# GIVEN ENTRIES:
----------

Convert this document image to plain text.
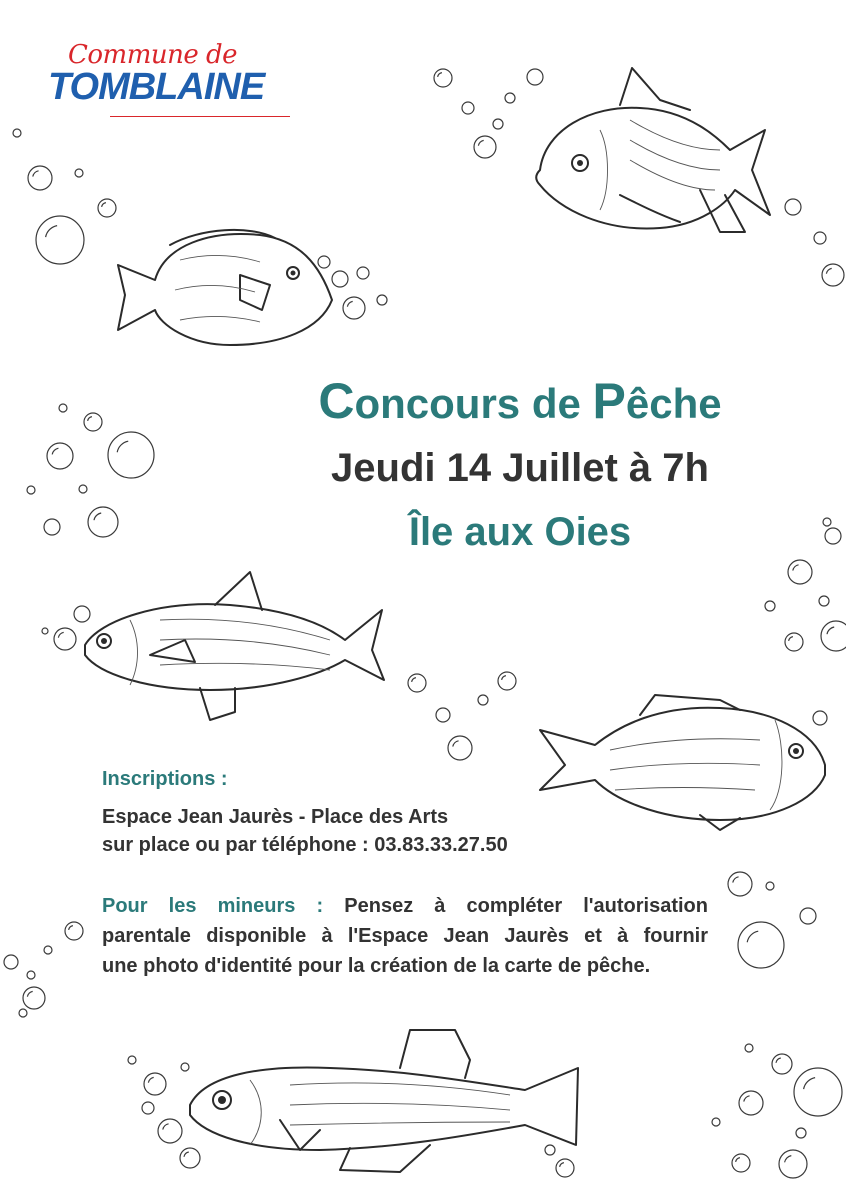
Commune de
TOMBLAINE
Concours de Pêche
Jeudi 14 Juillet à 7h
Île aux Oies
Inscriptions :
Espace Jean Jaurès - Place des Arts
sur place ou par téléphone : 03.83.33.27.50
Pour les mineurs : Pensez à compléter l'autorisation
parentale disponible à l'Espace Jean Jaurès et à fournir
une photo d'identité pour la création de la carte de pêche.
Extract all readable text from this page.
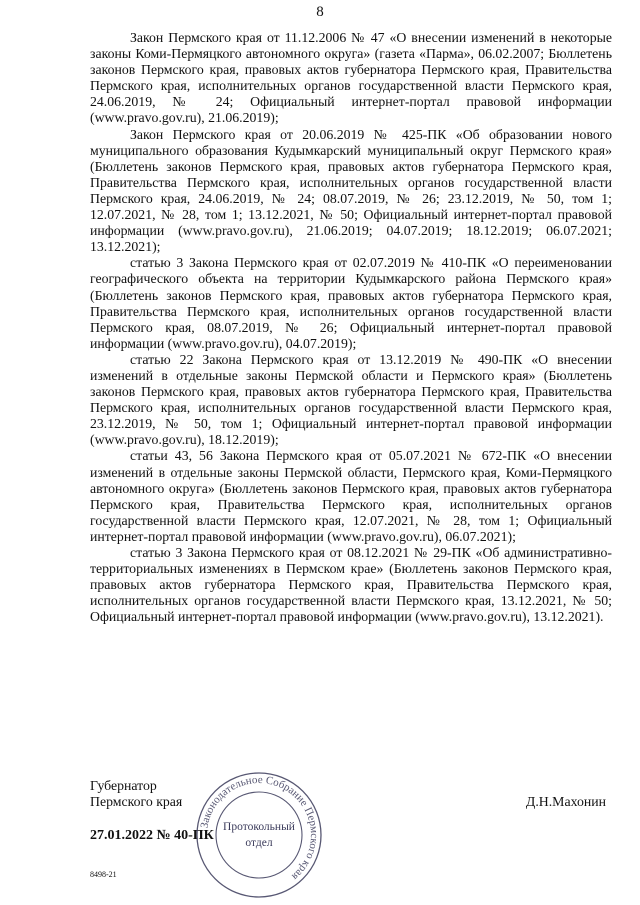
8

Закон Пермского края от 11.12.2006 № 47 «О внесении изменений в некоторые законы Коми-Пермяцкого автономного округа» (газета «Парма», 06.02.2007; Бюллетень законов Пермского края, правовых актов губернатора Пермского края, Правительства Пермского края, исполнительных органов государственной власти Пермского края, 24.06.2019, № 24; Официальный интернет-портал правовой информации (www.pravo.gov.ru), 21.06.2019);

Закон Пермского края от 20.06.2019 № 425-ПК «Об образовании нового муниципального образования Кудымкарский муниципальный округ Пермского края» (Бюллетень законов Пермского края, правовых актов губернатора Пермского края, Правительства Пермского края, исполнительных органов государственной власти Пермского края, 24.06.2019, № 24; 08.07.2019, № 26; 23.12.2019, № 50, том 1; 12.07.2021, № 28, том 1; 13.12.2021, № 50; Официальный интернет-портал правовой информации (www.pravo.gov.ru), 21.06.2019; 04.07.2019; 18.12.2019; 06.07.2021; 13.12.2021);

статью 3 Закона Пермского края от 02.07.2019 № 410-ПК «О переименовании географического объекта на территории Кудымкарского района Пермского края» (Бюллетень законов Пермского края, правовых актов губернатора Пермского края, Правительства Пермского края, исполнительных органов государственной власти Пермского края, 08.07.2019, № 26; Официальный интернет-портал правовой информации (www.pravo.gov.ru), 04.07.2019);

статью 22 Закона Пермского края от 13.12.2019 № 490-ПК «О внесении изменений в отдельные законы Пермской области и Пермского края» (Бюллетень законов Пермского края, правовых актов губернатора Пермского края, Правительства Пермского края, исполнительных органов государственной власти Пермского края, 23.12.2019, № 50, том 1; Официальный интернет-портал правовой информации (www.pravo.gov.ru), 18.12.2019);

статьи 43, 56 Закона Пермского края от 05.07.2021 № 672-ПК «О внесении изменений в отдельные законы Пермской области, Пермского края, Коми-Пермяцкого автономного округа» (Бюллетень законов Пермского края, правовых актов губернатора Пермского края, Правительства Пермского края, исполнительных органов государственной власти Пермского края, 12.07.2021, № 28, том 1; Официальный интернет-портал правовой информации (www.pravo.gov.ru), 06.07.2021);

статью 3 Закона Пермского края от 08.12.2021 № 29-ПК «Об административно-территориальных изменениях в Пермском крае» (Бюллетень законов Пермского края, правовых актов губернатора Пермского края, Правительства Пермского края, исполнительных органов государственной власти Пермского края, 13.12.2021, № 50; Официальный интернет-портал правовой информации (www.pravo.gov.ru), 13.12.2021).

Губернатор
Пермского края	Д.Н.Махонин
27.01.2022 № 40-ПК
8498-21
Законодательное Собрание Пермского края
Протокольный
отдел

----------

# TASK DETAILS:
Quote the material in full and exactly; do not carry over its pictures.

# ANSWER TO THIS PROBLEM:
Convert this document image to plain text.
Commune de
TOMBLAINE
Concours de Pêche
Jeudi 14 Juillet à 7h
Île aux Oies
Inscriptions :
Espace Jean Jaurès - Place des Arts
sur place ou par téléphone : 03.83.33.27.50
Pour les mineurs : Pensez à compléter l'autorisation
parentale disponible à l'Espace Jean Jaurès et à fournir
une photo d'identité pour la création de la carte de pêche.
Extract all readable text from this page.
8

Закон Пермского края от 11.12.2006 № 47 «О внесении изменений в некоторые законы Коми-Пермяцкого автономного округа» (газета «Парма», 06.02.2007; Бюллетень законов Пермского края, правовых актов губернатора Пермского края, Правительства Пермского края, исполнительных органов государственной власти Пермского края, 24.06.2019, № 24; Официальный интернет-портал правовой информации (www.pravo.gov.ru), 21.06.2019);

Закон Пермского края от 20.06.2019 № 425-ПК «Об образовании нового муниципального образования Кудымкарский муниципальный округ Пермского края» (Бюллетень законов Пермского края, правовых актов губернатора Пермского края, Правительства Пермского края, исполнительных органов государственной власти Пермского края, 24.06.2019, № 24; 08.07.2019, № 26; 23.12.2019, № 50, том 1; 12.07.2021, № 28, том 1; 13.12.2021, № 50; Официальный интернет-портал правовой информации (www.pravo.gov.ru), 21.06.2019; 04.07.2019; 18.12.2019; 06.07.2021; 13.12.2021);

статью 3 Закона Пермского края от 02.07.2019 № 410-ПК «О переименовании географического объекта на территории Кудымкарского района Пермского края» (Бюллетень законов Пермского края, правовых актов губернатора Пермского края, Правительства Пермского края, исполнительных органов государственной власти Пермского края, 08.07.2019, № 26; Официальный интернет-портал правовой информации (www.pravo.gov.ru), 04.07.2019);

статью 22 Закона Пермского края от 13.12.2019 № 490-ПК «О внесении изменений в отдельные законы Пермской области и Пермского края» (Бюллетень законов Пермского края, правовых актов губернатора Пермского края, Правительства Пермского края, исполнительных органов государственной власти Пермского края, 23.12.2019, № 50, том 1; Официальный интернет-портал правовой информации (www.pravo.gov.ru), 18.12.2019);

статьи 43, 56 Закона Пермского края от 05.07.2021 № 672-ПК «О внесении изменений в отдельные законы Пермской области, Пермского края, Коми-Пермяцкого автономного округа» (Бюллетень законов Пермского края, правовых актов губернатора Пермского края, Правительства Пермского края, исполнительных органов государственной власти Пермского края, 12.07.2021, № 28, том 1; Официальный интернет-портал правовой информации (www.pravo.gov.ru), 06.07.2021);

статью 3 Закона Пермского края от 08.12.2021 № 29-ПК «Об административно-территориальных изменениях в Пермском крае» (Бюллетень законов Пермского края, правовых актов губернатора Пермского края, Правительства Пермского края, исполнительных органов государственной власти Пермского края, 13.12.2021, № 50; Официальный интернет-портал правовой информации (www.pravo.gov.ru), 13.12.2021).

Губернатор
Пермского края	Д.Н.Махонин
27.01.2022 № 40-ПК
8498-21
Законодательное Собрание Пермского края
Протокольный
отдел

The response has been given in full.